* Description of the task
Would you write out the entries below, every one of them, exactly?

* Dataset entries

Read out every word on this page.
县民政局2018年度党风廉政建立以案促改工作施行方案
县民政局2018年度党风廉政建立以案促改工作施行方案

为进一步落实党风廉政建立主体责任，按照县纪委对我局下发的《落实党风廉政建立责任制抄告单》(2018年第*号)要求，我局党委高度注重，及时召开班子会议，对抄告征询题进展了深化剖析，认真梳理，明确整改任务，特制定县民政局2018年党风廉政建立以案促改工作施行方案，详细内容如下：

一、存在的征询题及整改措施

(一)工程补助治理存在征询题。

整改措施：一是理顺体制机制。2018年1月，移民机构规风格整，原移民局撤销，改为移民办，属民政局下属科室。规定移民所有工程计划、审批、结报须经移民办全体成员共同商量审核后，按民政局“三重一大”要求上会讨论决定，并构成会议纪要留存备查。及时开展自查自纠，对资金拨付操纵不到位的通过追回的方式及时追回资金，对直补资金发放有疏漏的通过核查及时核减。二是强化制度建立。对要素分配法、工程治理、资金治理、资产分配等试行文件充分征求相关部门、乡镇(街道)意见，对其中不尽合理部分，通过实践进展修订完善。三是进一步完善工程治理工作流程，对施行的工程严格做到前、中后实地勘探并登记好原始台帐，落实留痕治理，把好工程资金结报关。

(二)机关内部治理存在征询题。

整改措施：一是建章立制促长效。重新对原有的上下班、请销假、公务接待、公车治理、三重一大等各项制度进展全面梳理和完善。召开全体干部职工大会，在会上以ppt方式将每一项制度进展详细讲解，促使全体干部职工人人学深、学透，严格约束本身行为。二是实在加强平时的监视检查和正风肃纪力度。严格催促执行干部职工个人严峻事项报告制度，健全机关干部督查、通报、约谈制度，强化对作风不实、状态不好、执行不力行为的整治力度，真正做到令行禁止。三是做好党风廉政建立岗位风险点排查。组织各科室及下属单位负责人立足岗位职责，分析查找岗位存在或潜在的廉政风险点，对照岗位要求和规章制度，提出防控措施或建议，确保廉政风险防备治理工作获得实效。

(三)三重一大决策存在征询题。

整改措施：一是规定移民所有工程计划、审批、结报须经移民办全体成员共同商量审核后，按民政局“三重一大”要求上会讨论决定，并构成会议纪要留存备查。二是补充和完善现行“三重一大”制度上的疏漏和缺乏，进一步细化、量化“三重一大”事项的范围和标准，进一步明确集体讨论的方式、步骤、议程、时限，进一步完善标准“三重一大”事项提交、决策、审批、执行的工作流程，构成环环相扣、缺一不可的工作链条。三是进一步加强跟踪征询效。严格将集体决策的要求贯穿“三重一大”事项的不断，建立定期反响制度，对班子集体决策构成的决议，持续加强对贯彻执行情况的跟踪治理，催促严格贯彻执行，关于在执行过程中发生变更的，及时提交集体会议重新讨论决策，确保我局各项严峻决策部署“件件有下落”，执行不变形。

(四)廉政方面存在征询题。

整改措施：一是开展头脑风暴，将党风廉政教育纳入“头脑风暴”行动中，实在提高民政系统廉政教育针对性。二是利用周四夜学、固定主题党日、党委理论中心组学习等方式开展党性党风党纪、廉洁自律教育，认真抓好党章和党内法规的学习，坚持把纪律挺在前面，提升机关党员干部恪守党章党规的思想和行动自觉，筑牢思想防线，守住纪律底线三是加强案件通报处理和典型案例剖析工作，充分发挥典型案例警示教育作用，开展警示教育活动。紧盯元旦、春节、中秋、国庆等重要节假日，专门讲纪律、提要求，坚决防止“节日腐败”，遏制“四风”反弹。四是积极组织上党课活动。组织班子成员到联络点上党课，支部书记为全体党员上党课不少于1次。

* Task solution
Read out every word on this page.
县民政局2018年度党风廉政建立以案促改工作施行方案
县民政局2018年度党风廉政建立以案促改工作施行方案

为进一步落实党风廉政建立主体责任，按照县纪委对我局下发的《落实党风廉政建立责任制抄告单》(2018年第*号)要求，我局党委高度注重，及时召开班子会议，对抄告征询题进展了深化剖析，认真梳理，明确整改任务，特制定县民政局2018年党风廉政建立以案促改工作施行方案，详细内容如下：

一、存在的征询题及整改措施

(一)工程补助治理存在征询题。

整改措施：一是理顺体制机制。2018年1月，移民机构规风格整，原移民局撤销，改为移民办，属民政局下属科室。规定移民所有工程计划、审批、结报须经移民办全体成员共同商量审核后，按民政局“三重一大”要求上会讨论决定，并构成会议纪要留存备查。及时开展自查自纠，对资金拨付操纵不到位的通过追回的方式及时追回资金，对直补资金发放有疏漏的通过核查及时核减。二是强化制度建立。对要素分配法、工程治理、资金治理、资产分配等试行文件充分征求相关部门、乡镇(街道)意见，对其中不尽合理部分，通过实践进展修订完善。三是进一步完善工程治理工作流程，对施行的工程严格做到前、中后实地勘探并登记好原始台帐，落实留痕治理，把好工程资金结报关。

(二)机关内部治理存在征询题。

整改措施：一是建章立制促长效。重新对原有的上下班、请销假、公务接待、公车治理、三重一大等各项制度进展全面梳理和完善。召开全体干部职工大会，在会上以ppt方式将每一项制度进展详细讲解，促使全体干部职工人人学深、学透，严格约束本身行为。二是实在加强平时的监视检查和正风肃纪力度。严格催促执行干部职工个人严峻事项报告制度，健全机关干部督查、通报、约谈制度，强化对作风不实、状态不好、执行不力行为的整治力度，真正做到令行禁止。三是做好党风廉政建立岗位风险点排查。组织各科室及下属单位负责人立足岗位职责，分析查找岗位存在或潜在的廉政风险点，对照岗位要求和规章制度，提出防控措施或建议，确保廉政风险防备治理工作获得实效。

(三)三重一大决策存在征询题。

整改措施：一是规定移民所有工程计划、审批、结报须经移民办全体成员共同商量审核后，按民政局“三重一大”要求上会讨论决定，并构成会议纪要留存备查。二是补充和完善现行“三重一大”制度上的疏漏和缺乏，进一步细化、量化“三重一大”事项的范围和标准，进一步明确集体讨论的方式、步骤、议程、时限，进一步完善标准“三重一大”事项提交、决策、审批、执行的工作流程，构成环环相扣、缺一不可的工作链条。三是进一步加强跟踪征询效。严格将集体决策的要求贯穿“三重一大”事项的不断，建立定期反响制度，对班子集体决策构成的决议，持续加强对贯彻执行情况的跟踪治理，催促严格贯彻执行，关于在执行过程中发生变更的，及时提交集体会议重新讨论决策，确保我局各项严峻决策部署“件件有下落”，执行不变形。

(四)廉政方面存在征询题。

整改措施：一是开展头脑风暴，将党风廉政教育纳入“头脑风暴”行动中，实在提高民政系统廉政教育针对性。二是利用周四夜学、固定主题党日、党委理论中心组学习等方式开展党性党风党纪、廉洁自律教育，认真抓好党章和党内法规的学习，坚持把纪律挺在前面，提升机关党员干部恪守党章党规的思想和行动自觉，筑牢思想防线，守住纪律底线三是加强案件通报处理和典型案例剖析工作，充分发挥典型案例警示教育作用，开展警示教育活动。紧盯元旦、春节、中秋、国庆等重要节假日，专门讲纪律、提要求，坚决防止“节日腐败”，遏制“四风”反弹。四是积极组织上党课活动。组织班子成员到联络点上党课，支部书记为全体党员上党课不少于1次。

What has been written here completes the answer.